Rows contained in a dataset:
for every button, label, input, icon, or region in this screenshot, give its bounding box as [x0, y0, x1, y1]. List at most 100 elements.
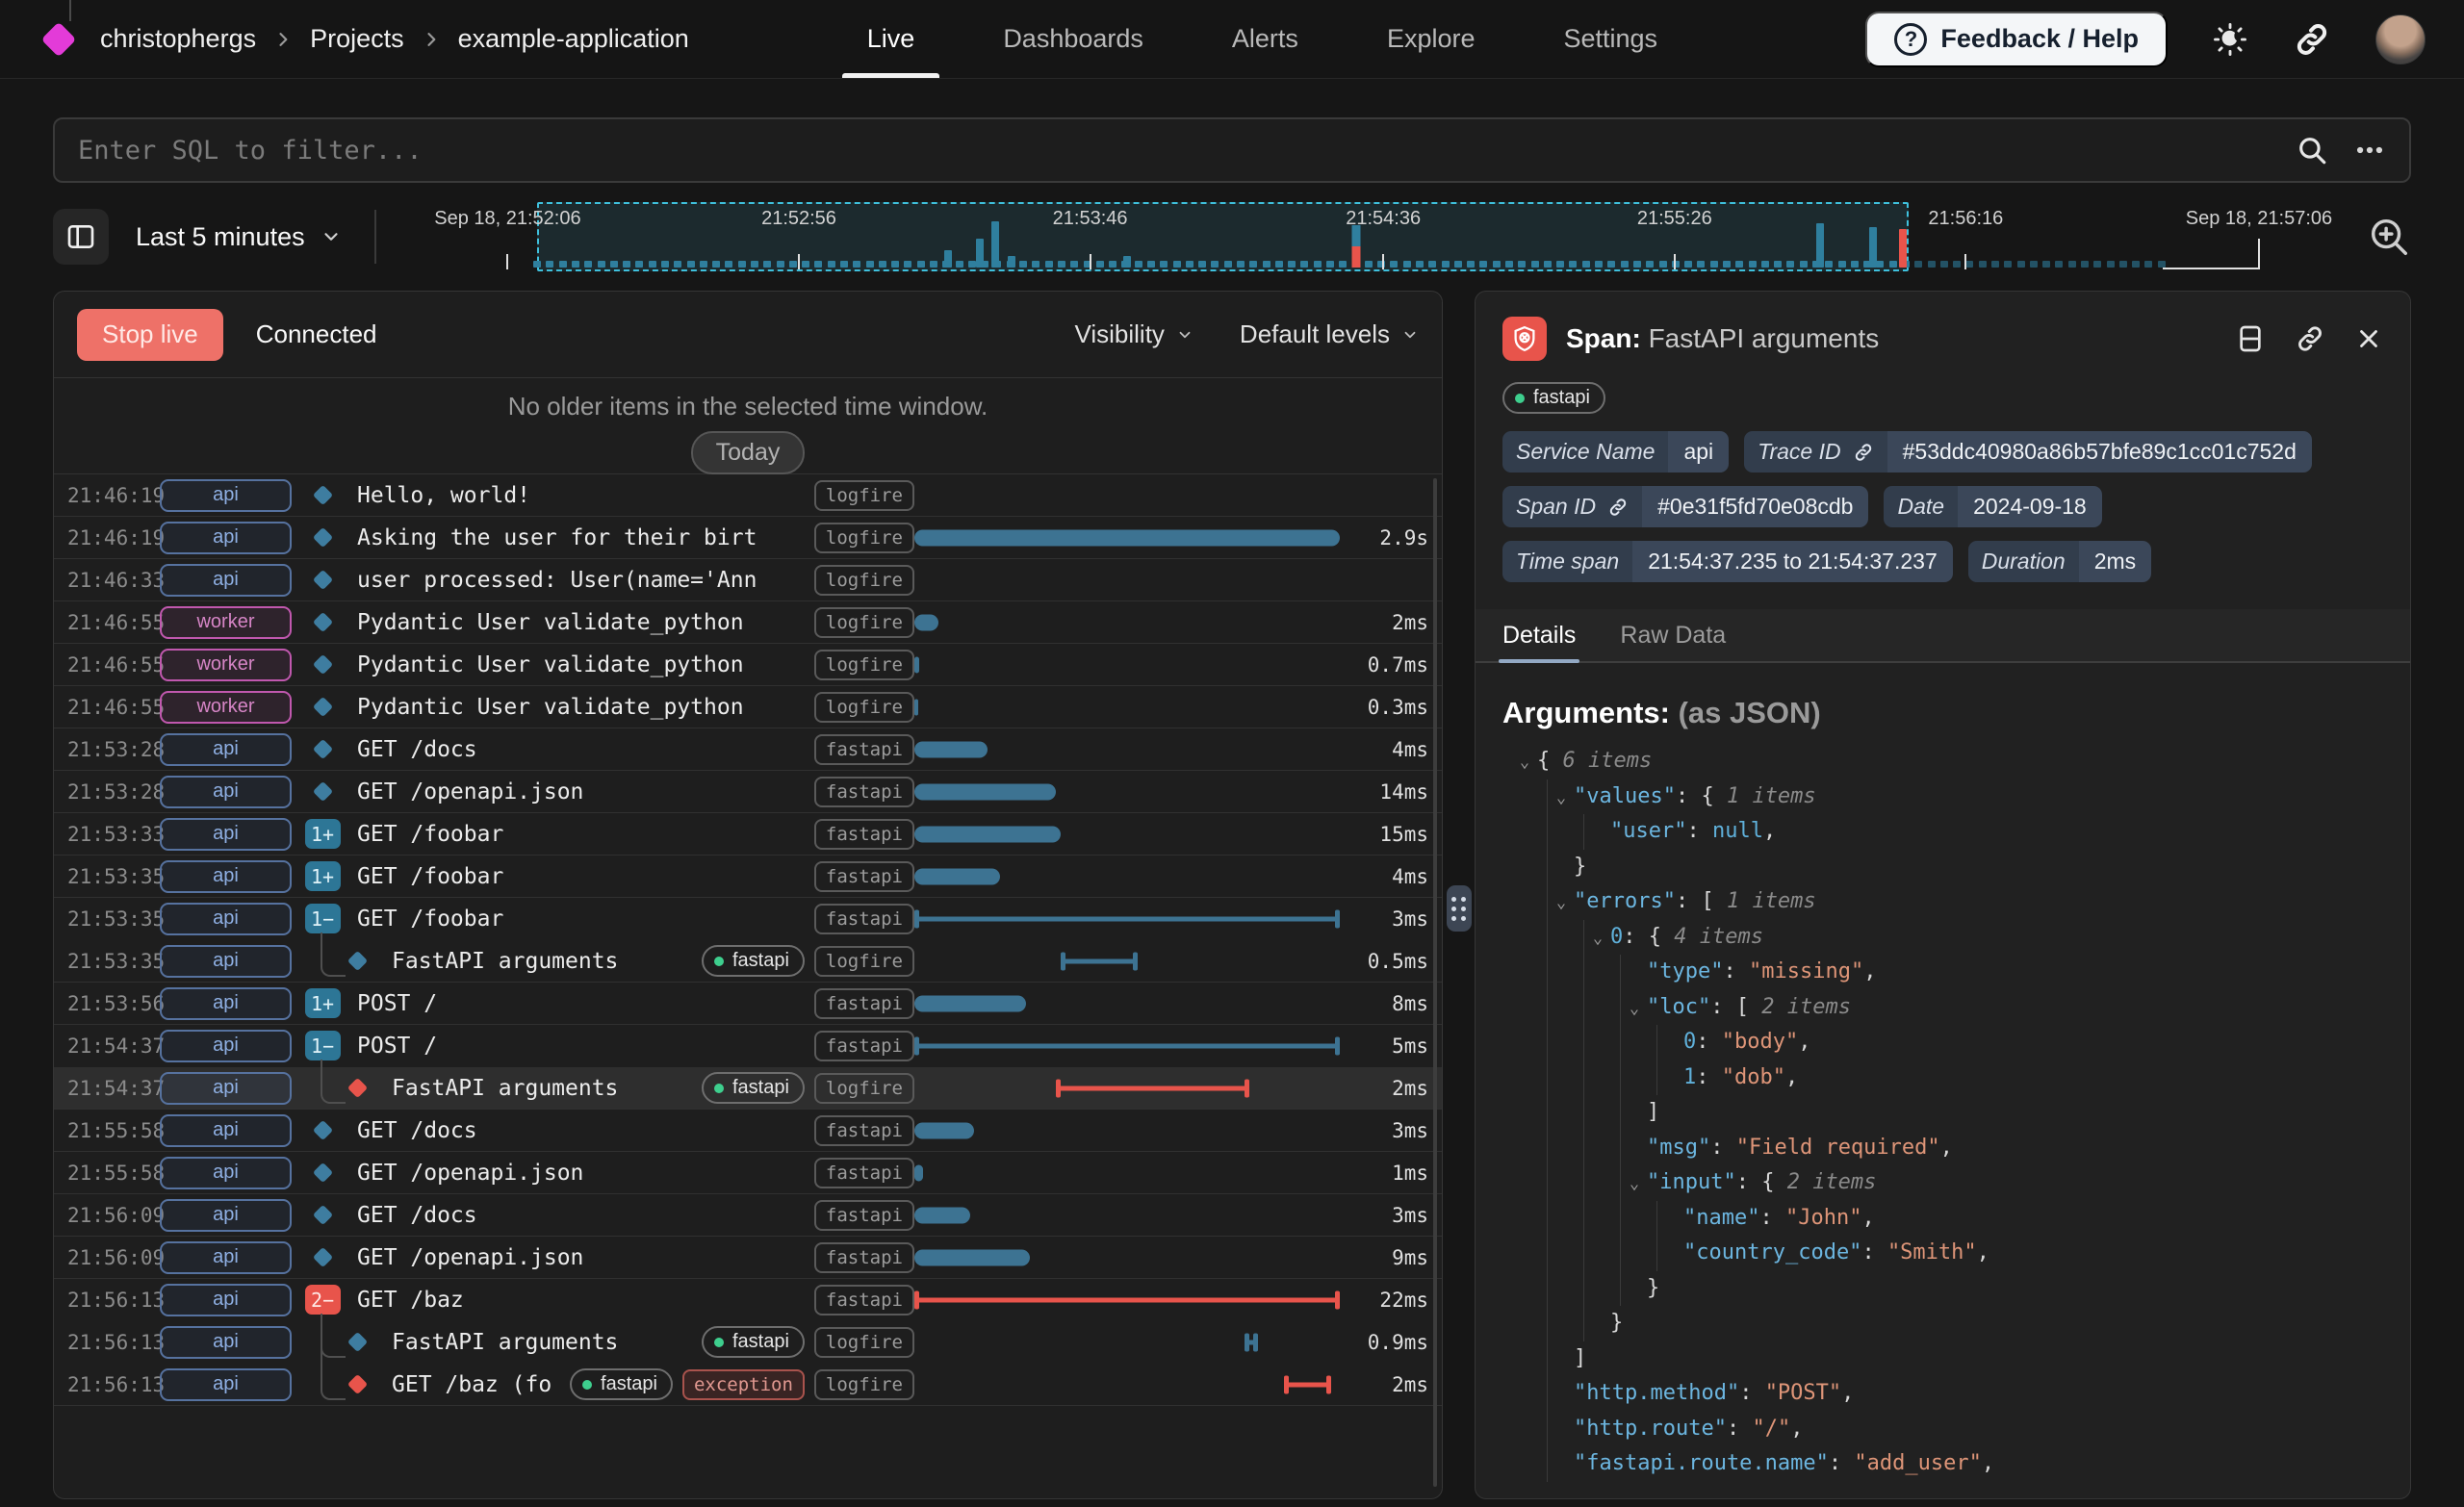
search-icon[interactable] [2296, 134, 2328, 166]
breadcrumb-item-christophergs[interactable]: christophergs [100, 24, 257, 53]
logfire-logo-icon[interactable] [40, 21, 77, 57]
sidebar-toggle-button[interactable] [53, 209, 109, 265]
share-link-icon[interactable] [2293, 20, 2331, 59]
trace-row[interactable]: 21:56:13 api FastAPI arguments fastapi logfi… [54, 1314, 1442, 1364]
children-toggle-badge[interactable]: 1− [304, 1031, 341, 1060]
collapse-caret-icon[interactable]: ⌄ [1592, 928, 1604, 948]
trace-row[interactable]: 21:55:58 api GET /docs fastapi 3ms [54, 1110, 1442, 1152]
link-icon[interactable] [1853, 442, 1874, 463]
tag-label: fastapi [732, 950, 789, 971]
user-avatar[interactable] [2375, 13, 2426, 64]
trace-row[interactable]: 21:53:28 api GET /docs fastapi 4ms [54, 728, 1442, 771]
trace-row[interactable]: 21:46:55 worker Pydantic User validate_pyt… [54, 644, 1442, 686]
sql-filter-input[interactable] [78, 135, 2296, 166]
tab-explore[interactable]: Explore [1386, 24, 1476, 53]
marker-slot [297, 569, 347, 591]
service-tag-api: api [160, 1240, 292, 1274]
histogram-spike [1898, 229, 1907, 268]
trace-row[interactable]: 21:56:13 api 2− GET /baz fastapi 22ms [54, 1279, 1442, 1321]
span-metadata-chips: Service Name api Trace ID #53ddc40980a86b57… [1502, 431, 2383, 582]
today-button[interactable]: Today [690, 431, 806, 474]
trace-row[interactable]: 21:46:33 api user processed: User(name='An… [54, 559, 1442, 601]
timestamp: 21:56:13 [67, 1288, 166, 1312]
span-message: Hello, world! [357, 482, 531, 508]
children-toggle-badge[interactable]: 1+ [304, 988, 341, 1018]
stop-live-button[interactable]: Stop live [77, 308, 223, 361]
trace-row[interactable]: 21:46:55 worker Pydantic User validate_pyt… [54, 686, 1442, 728]
timeline[interactable]: Sep 18, 21:52:06 21:52:56 21:53:46 21:54:36… [382, 198, 2349, 275]
default-levels-dropdown[interactable]: Default levels [1240, 319, 1419, 349]
collapse-caret-icon[interactable]: ⌄ [1629, 1174, 1640, 1193]
histogram-bar [1134, 261, 1142, 268]
trace-row[interactable]: 21:56:09 api GET /openapi.json fastapi 9ms [54, 1237, 1442, 1279]
histogram-bar [814, 261, 823, 268]
collapse-caret-icon[interactable]: ⌄ [1555, 893, 1567, 912]
timeline-selection[interactable] [537, 202, 1910, 271]
breadcrumb-item-Projects[interactable]: Projects [310, 24, 404, 53]
breadcrumb-item-example-application[interactable]: example-application [457, 24, 689, 53]
trace-row[interactable]: 21:54:37 api FastAPI arguments fastapi logfi… [54, 1060, 1442, 1110]
duration-label: 3ms [1392, 1203, 1428, 1227]
trace-row[interactable]: 21:53:35 api 1+ GET /foobar fastapi 4ms [54, 856, 1442, 898]
marker-slot [297, 1246, 347, 1268]
tab-live[interactable]: Live [842, 0, 939, 78]
trace-row[interactable]: 21:53:35 api 1− GET /foobar fastapi 3ms [54, 898, 1442, 940]
indent-guide [1620, 989, 1621, 1025]
trace-row[interactable]: 21:46:55 worker Pydantic User validate_pyt… [54, 601, 1442, 644]
children-toggle-badge[interactable]: 1− [304, 904, 341, 933]
collapse-caret-icon[interactable]: ⌄ [1555, 787, 1567, 807]
tab-settings[interactable]: Settings [1563, 24, 1658, 53]
trace-list-panel: Stop live Connected Visibility Default l… [53, 291, 1443, 1499]
histogram-bar [827, 261, 835, 268]
children-toggle-badge[interactable]: 1+ [304, 819, 341, 849]
timeline-tick [1964, 254, 1967, 269]
collapse-caret-icon[interactable]: ⌄ [1629, 998, 1640, 1018]
histogram-bar [1288, 261, 1296, 268]
scrollbar[interactable] [1433, 478, 1437, 1487]
span-message: FastAPI arguments [392, 948, 619, 974]
theme-toggle-icon[interactable] [2212, 21, 2248, 58]
timestamp: 21:53:28 [67, 737, 166, 761]
histogram-bar [1722, 261, 1731, 268]
json-line: "country_code": "Smith", [1502, 1236, 2383, 1271]
trace-row[interactable]: 21:56:09 api GET /docs fastapi 3ms [54, 1194, 1442, 1237]
zoom-in-icon[interactable] [2349, 215, 2411, 259]
visibility-dropdown[interactable]: Visibility [1074, 319, 1193, 349]
trace-row[interactable]: 21:54:37 api 1− POST / fastapi 5ms [54, 1025, 1442, 1067]
duration-bar [914, 909, 1340, 928]
link-icon[interactable] [1607, 497, 1629, 518]
histogram-bar [763, 261, 772, 268]
json-line: "http.route": "/", [1502, 1411, 2383, 1446]
trace-row[interactable]: 21:56:13 api GET /baz (fo fastapi exception l… [54, 1314, 1442, 1406]
tag-fastapi: fastapi [813, 1241, 914, 1273]
panel-layout-icon[interactable] [2235, 323, 2266, 354]
histogram-bar [891, 261, 900, 268]
chip-trace-id: Trace ID #53ddc40980a86b57bfe89c1cc01c752… [1744, 431, 2312, 473]
copy-link-icon[interactable] [2295, 323, 2325, 354]
histogram-bar [1364, 261, 1373, 268]
duration-bar [914, 1164, 923, 1181]
trace-row[interactable]: 21:55:58 api GET /openapi.json fastapi 1ms [54, 1152, 1442, 1194]
time-range-select[interactable]: Last 5 minutes [136, 222, 342, 252]
close-icon[interactable] [2354, 324, 2383, 353]
trace-row[interactable]: 21:53:28 api GET /openapi.json fastapi 14ms [54, 771, 1442, 813]
collapse-caret-icon[interactable]: ⌄ [1519, 753, 1530, 772]
children-toggle-badge[interactable]: 1+ [304, 861, 341, 891]
scope-tag-row: fastapi [1502, 382, 2383, 414]
children-toggle-badge[interactable]: 2− [304, 1285, 341, 1315]
trace-row[interactable]: 21:46:19 api Hello, world! logfire [54, 474, 1442, 517]
trace-row[interactable]: 21:53:33 api 1+ GET /foobar fastapi 15ms [54, 813, 1442, 856]
more-options-icon[interactable] [2353, 134, 2386, 166]
trace-row[interactable]: 21:46:19 api Asking the user for their bir… [54, 517, 1442, 559]
fastapi-scope-tag: fastapi [701, 1326, 805, 1358]
span-message: GET /docs [357, 1117, 477, 1143]
detail-tab-raw-data[interactable]: Raw Data [1620, 621, 1727, 649]
detail-tab-details[interactable]: Details [1498, 609, 1580, 663]
trace-row[interactable]: 21:53:35 api FastAPI arguments fastapi logfi… [54, 932, 1442, 983]
feedback-help-button[interactable]: ? Feedback / Help [1865, 11, 2168, 67]
tab-dashboards[interactable]: Dashboards [1003, 24, 1143, 53]
divider-grip-handle[interactable] [1446, 885, 1472, 932]
histogram-bar [635, 261, 644, 268]
trace-row[interactable]: 21:53:56 api 1+ POST / fastapi 8ms [54, 983, 1442, 1025]
tab-alerts[interactable]: Alerts [1231, 24, 1298, 53]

**REQUIREMENTS:**
Express the part that opens with the line containing "search-icon[interactable] [2296, 134, 2328, 166]" and closes with the line containing "sidebar-toggle-button[interactable] [53, 209, 109, 265]" as a JSON list of strings, one string per line, with blank lines left out.

**IN RESPONSE:**
[
  "search-icon[interactable] [2296, 134, 2328, 166]",
  "breadcrumb-item-christophergs[interactable]: christophergs [100, 24, 257, 53]",
  "logfire-logo-icon[interactable] [40, 21, 77, 57]",
  "sidebar-toggle-button[interactable] [53, 209, 109, 265]"
]